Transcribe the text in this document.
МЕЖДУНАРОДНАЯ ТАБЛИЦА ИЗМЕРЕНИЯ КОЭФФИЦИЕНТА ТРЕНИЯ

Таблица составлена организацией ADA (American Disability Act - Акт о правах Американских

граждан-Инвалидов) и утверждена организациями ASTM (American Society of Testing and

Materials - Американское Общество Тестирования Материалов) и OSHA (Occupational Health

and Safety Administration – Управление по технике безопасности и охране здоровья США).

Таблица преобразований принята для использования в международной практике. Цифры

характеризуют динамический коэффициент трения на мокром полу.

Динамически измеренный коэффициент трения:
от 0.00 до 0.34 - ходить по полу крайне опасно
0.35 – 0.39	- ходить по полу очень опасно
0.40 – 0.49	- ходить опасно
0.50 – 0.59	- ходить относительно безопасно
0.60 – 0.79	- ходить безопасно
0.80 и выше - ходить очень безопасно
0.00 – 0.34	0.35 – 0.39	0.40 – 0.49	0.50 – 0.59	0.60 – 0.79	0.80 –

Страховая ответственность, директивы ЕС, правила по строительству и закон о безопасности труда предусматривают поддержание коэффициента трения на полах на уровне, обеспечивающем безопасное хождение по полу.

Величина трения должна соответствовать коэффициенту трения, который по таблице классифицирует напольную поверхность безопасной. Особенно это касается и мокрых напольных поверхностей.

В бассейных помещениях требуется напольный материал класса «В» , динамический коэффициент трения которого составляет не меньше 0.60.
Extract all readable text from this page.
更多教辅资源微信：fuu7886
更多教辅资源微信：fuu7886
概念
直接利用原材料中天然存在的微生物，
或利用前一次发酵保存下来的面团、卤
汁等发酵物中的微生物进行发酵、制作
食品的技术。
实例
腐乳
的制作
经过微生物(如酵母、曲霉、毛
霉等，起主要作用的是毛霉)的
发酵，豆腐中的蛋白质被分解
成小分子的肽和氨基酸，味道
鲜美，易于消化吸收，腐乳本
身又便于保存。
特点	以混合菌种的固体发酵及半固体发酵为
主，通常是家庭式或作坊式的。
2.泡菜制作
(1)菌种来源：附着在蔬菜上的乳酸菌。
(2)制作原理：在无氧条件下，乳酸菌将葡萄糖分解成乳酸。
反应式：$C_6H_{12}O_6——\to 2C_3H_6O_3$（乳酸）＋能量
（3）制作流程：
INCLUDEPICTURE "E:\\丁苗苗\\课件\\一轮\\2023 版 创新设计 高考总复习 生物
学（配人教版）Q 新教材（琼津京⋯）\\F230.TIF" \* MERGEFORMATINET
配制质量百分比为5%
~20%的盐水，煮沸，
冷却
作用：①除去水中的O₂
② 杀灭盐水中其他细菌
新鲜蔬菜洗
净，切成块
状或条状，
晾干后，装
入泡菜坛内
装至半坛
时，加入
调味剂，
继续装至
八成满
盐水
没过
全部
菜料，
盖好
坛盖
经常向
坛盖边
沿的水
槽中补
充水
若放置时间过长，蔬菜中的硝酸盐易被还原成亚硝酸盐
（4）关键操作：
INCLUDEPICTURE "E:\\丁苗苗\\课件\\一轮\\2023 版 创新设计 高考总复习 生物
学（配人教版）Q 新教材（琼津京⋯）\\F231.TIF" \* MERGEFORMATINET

## [WHAT IS NEEDED]
Extract from the data every line where "text" shows up.

## [FINAL ANSWER]
Transcribe the text in this document.
Extract all readable text from this page.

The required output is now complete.